Task goal »
Filter the listing below, copying every line in which the word "xlabel" appears.

★ ★ ★ ★

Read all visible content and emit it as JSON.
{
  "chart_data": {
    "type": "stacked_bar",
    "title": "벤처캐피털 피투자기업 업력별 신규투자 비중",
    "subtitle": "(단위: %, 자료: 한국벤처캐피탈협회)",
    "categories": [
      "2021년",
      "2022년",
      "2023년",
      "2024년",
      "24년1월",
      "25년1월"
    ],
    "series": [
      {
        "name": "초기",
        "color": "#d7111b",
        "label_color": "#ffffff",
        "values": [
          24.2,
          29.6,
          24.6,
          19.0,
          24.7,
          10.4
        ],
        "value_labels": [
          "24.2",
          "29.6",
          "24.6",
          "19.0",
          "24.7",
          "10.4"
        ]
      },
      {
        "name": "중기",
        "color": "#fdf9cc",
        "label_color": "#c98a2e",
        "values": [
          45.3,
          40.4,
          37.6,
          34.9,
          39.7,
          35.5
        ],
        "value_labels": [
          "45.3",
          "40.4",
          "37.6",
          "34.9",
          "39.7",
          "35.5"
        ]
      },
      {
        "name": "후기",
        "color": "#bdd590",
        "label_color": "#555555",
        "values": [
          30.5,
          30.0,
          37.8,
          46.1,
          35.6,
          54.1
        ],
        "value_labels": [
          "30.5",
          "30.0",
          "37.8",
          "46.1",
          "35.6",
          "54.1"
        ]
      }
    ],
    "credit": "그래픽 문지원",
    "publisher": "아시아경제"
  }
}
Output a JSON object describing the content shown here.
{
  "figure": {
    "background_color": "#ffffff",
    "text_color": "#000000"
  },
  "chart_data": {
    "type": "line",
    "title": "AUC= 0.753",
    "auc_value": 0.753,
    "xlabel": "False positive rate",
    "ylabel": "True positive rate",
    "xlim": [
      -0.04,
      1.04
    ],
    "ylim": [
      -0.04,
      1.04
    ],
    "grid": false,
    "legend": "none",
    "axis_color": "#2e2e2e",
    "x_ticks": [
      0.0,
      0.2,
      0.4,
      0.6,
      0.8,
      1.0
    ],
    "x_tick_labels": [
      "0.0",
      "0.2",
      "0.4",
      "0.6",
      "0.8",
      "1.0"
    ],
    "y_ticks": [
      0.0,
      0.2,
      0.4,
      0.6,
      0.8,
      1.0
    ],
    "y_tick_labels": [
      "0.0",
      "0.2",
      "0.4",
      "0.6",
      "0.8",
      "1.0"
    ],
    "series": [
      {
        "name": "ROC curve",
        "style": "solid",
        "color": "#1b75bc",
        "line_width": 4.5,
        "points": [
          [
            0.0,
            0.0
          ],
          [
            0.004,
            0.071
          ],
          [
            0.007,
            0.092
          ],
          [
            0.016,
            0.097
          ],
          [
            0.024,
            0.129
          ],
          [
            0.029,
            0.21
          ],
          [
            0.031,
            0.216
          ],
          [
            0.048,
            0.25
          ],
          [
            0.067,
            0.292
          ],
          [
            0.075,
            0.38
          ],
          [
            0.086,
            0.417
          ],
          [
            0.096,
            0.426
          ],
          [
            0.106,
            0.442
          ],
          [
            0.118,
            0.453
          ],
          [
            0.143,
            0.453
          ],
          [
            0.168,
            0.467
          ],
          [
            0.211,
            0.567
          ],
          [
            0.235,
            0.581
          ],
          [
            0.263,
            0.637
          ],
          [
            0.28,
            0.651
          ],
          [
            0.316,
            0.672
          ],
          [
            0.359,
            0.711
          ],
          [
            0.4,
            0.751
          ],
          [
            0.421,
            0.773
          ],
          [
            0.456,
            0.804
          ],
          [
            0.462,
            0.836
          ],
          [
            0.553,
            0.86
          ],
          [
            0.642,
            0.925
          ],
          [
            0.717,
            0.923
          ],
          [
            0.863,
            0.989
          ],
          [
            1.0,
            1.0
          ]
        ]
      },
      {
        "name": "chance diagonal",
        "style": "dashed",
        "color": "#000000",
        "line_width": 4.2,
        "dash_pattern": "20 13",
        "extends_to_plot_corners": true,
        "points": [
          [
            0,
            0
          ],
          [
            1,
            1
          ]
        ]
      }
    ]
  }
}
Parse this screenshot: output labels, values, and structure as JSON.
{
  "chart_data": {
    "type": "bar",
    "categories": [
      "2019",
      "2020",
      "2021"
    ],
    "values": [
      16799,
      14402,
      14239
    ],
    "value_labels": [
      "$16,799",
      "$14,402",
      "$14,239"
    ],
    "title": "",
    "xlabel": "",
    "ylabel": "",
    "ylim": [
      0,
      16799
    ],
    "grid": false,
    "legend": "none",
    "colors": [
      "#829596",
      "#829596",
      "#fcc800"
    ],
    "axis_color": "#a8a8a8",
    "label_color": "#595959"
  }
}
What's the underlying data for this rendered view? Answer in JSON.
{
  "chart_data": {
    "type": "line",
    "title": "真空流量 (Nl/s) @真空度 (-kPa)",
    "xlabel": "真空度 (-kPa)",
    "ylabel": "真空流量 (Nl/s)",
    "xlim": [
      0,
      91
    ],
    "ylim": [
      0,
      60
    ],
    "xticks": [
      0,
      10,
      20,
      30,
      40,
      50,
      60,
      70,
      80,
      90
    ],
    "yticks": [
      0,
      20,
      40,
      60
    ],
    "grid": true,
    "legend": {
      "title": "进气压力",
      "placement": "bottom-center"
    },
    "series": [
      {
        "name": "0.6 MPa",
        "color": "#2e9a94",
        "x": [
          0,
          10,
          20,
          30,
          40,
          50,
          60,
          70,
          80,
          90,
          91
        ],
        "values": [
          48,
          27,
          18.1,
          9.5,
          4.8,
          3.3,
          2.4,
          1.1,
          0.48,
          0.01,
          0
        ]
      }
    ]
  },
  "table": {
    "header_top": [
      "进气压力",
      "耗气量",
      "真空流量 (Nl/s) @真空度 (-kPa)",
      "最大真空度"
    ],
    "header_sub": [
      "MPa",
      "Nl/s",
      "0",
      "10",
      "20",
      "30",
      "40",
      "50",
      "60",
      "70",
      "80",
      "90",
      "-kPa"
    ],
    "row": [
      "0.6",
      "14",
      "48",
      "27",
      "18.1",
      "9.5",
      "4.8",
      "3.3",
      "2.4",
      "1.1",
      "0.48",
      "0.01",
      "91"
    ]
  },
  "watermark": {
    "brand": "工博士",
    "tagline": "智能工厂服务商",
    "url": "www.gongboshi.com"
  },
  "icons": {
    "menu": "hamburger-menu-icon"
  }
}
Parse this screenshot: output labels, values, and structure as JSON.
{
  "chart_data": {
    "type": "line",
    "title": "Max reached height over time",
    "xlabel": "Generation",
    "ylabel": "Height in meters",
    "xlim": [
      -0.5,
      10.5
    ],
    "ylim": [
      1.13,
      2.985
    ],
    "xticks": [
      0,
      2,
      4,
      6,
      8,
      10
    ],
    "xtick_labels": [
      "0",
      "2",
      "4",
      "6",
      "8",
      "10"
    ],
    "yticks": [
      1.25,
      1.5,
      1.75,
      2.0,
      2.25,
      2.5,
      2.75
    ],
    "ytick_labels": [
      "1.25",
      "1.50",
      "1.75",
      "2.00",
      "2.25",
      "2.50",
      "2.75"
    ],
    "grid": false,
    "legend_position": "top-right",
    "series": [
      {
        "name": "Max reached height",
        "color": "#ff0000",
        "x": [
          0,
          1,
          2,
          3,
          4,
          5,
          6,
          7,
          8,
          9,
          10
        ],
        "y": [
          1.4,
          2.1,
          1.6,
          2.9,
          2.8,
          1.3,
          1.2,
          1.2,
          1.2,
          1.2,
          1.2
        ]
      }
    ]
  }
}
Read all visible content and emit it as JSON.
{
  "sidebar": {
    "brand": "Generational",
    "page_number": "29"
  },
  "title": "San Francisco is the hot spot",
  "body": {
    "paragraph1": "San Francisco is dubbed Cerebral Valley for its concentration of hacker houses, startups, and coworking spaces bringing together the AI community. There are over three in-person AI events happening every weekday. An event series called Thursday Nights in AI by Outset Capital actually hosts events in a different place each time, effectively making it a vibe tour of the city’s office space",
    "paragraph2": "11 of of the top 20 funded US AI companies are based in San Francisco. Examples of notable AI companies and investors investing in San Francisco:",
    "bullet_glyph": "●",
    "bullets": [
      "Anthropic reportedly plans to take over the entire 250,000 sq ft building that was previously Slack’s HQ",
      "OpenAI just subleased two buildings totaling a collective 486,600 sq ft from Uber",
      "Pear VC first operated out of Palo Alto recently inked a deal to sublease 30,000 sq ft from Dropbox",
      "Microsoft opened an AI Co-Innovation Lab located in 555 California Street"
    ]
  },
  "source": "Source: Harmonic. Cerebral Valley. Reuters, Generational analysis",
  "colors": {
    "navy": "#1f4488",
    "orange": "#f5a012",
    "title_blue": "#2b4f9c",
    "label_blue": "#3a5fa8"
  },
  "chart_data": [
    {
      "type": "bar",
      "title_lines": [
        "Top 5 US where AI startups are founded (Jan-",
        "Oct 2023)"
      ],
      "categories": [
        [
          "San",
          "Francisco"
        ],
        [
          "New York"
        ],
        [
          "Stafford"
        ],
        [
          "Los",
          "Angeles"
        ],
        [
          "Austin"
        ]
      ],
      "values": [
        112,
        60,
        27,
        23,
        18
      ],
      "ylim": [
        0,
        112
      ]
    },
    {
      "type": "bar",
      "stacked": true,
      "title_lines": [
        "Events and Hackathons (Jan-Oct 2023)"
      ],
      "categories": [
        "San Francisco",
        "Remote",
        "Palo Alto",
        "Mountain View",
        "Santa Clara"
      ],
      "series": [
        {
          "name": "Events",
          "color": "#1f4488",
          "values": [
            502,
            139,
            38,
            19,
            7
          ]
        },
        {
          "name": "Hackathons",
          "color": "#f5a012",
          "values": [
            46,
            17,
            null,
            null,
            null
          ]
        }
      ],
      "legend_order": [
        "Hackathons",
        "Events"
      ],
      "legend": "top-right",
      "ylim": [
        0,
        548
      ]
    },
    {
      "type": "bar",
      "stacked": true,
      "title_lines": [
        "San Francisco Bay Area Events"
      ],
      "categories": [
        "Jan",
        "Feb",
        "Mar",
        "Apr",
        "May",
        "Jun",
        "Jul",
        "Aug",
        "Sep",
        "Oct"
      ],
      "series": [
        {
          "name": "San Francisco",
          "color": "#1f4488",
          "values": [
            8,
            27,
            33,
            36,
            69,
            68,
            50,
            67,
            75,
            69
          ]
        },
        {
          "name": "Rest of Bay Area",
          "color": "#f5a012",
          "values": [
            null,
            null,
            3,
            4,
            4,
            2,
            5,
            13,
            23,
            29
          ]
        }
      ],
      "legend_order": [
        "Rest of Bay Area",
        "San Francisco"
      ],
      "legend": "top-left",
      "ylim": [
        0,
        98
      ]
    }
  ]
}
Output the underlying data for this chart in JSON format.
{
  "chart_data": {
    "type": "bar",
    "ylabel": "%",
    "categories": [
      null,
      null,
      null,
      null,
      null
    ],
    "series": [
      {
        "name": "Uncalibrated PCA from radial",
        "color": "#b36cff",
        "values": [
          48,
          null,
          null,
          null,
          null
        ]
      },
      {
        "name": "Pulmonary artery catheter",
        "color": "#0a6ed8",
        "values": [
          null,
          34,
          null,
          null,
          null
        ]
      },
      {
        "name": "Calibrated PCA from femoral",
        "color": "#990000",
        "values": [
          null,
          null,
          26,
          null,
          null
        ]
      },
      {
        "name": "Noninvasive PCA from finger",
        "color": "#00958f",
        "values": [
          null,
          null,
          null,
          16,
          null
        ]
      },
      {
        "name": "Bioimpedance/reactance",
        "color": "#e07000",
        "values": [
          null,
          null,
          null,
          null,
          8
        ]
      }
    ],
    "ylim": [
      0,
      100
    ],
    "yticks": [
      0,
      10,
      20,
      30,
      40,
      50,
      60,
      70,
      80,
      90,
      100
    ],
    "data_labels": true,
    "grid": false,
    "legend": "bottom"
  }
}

★ ★ ★ ★

Expected output »
    "xlabel": "False positive rate",
    "xlabel": "",
    "xlabel": "真空度 (-kPa)",
    "xlabel": "Generation",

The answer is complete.